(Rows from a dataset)
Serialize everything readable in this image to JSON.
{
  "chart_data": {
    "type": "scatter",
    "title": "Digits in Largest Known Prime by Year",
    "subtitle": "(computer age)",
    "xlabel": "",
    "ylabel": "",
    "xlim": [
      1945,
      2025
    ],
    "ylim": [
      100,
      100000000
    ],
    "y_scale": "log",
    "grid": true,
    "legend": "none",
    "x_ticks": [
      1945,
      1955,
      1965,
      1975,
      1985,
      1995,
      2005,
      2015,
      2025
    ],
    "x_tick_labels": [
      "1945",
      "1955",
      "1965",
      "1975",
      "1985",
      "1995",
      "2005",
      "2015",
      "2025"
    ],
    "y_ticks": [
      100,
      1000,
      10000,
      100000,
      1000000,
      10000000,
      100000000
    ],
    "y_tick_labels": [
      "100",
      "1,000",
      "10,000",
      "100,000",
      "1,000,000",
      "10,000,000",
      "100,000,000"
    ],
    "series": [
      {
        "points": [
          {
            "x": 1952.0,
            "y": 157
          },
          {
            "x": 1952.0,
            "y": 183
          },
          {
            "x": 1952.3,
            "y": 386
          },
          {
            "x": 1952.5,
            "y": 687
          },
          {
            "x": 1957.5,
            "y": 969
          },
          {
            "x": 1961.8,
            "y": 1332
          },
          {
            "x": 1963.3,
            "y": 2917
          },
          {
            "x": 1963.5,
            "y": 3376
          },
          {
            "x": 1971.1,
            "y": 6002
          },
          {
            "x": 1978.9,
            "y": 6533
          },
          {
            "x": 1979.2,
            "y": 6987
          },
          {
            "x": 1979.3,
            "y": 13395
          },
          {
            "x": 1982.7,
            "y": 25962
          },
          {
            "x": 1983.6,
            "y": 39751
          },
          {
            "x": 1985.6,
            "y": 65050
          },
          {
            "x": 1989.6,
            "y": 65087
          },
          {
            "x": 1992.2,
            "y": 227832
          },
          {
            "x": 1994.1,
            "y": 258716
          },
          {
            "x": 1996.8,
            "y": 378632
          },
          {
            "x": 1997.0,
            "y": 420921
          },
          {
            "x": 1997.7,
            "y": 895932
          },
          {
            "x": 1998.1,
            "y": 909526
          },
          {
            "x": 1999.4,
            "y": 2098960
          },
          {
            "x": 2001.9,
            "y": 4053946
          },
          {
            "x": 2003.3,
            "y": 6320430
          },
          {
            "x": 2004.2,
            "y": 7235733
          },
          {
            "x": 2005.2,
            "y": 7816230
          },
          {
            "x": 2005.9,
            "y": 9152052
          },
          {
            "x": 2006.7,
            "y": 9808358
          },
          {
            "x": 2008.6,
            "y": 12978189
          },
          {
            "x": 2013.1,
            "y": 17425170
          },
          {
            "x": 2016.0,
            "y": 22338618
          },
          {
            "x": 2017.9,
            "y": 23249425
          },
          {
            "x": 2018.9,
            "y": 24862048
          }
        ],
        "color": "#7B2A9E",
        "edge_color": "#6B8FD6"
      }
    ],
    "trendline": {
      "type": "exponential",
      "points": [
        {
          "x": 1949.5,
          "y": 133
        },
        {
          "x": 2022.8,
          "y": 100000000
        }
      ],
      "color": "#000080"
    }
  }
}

**Goal of the exercise:** Output the listing above without altering a single character.

**Answer to this task:**
Serialize everything readable in this image to JSON.
{
  "chart_data": {
    "type": "scatter",
    "title": "Digits in Largest Known Prime by Year",
    "subtitle": "(computer age)",
    "xlabel": "",
    "ylabel": "",
    "xlim": [
      1945,
      2025
    ],
    "ylim": [
      100,
      100000000
    ],
    "y_scale": "log",
    "grid": true,
    "legend": "none",
    "x_ticks": [
      1945,
      1955,
      1965,
      1975,
      1985,
      1995,
      2005,
      2015,
      2025
    ],
    "x_tick_labels": [
      "1945",
      "1955",
      "1965",
      "1975",
      "1985",
      "1995",
      "2005",
      "2015",
      "2025"
    ],
    "y_ticks": [
      100,
      1000,
      10000,
      100000,
      1000000,
      10000000,
      100000000
    ],
    "y_tick_labels": [
      "100",
      "1,000",
      "10,000",
      "100,000",
      "1,000,000",
      "10,000,000",
      "100,000,000"
    ],
    "series": [
      {
        "points": [
          {
            "x": 1952.0,
            "y": 157
          },
          {
            "x": 1952.0,
            "y": 183
          },
          {
            "x": 1952.3,
            "y": 386
          },
          {
            "x": 1952.5,
            "y": 687
          },
          {
            "x": 1957.5,
            "y": 969
          },
          {
            "x": 1961.8,
            "y": 1332
          },
          {
            "x": 1963.3,
            "y": 2917
          },
          {
            "x": 1963.5,
            "y": 3376
          },
          {
            "x": 1971.1,
            "y": 6002
          },
          {
            "x": 1978.9,
            "y": 6533
          },
          {
            "x": 1979.2,
            "y": 6987
          },
          {
            "x": 1979.3,
            "y": 13395
          },
          {
            "x": 1982.7,
            "y": 25962
          },
          {
            "x": 1983.6,
            "y": 39751
          },
          {
            "x": 1985.6,
            "y": 65050
          },
          {
            "x": 1989.6,
            "y": 65087
          },
          {
            "x": 1992.2,
            "y": 227832
          },
          {
            "x": 1994.1,
            "y": 258716
          },
          {
            "x": 1996.8,
            "y": 378632
          },
          {
            "x": 1997.0,
            "y": 420921
          },
          {
            "x": 1997.7,
            "y": 895932
          },
          {
            "x": 1998.1,
            "y": 909526
          },
          {
            "x": 1999.4,
            "y": 2098960
          },
          {
            "x": 2001.9,
            "y": 4053946
          },
          {
            "x": 2003.3,
            "y": 6320430
          },
          {
            "x": 2004.2,
            "y": 7235733
          },
          {
            "x": 2005.2,
            "y": 7816230
          },
          {
            "x": 2005.9,
            "y": 9152052
          },
          {
            "x": 2006.7,
            "y": 9808358
          },
          {
            "x": 2008.6,
            "y": 12978189
          },
          {
            "x": 2013.1,
            "y": 17425170
          },
          {
            "x": 2016.0,
            "y": 22338618
          },
          {
            "x": 2017.9,
            "y": 23249425
          },
          {
            "x": 2018.9,
            "y": 24862048
          }
        ],
        "color": "#7B2A9E",
        "edge_color": "#6B8FD6"
      }
    ],
    "trendline": {
      "type": "exponential",
      "points": [
        {
          "x": 1949.5,
          "y": 133
        },
        {
          "x": 2022.8,
          "y": 100000000
        }
      ],
      "color": "#000080"
    }
  }
}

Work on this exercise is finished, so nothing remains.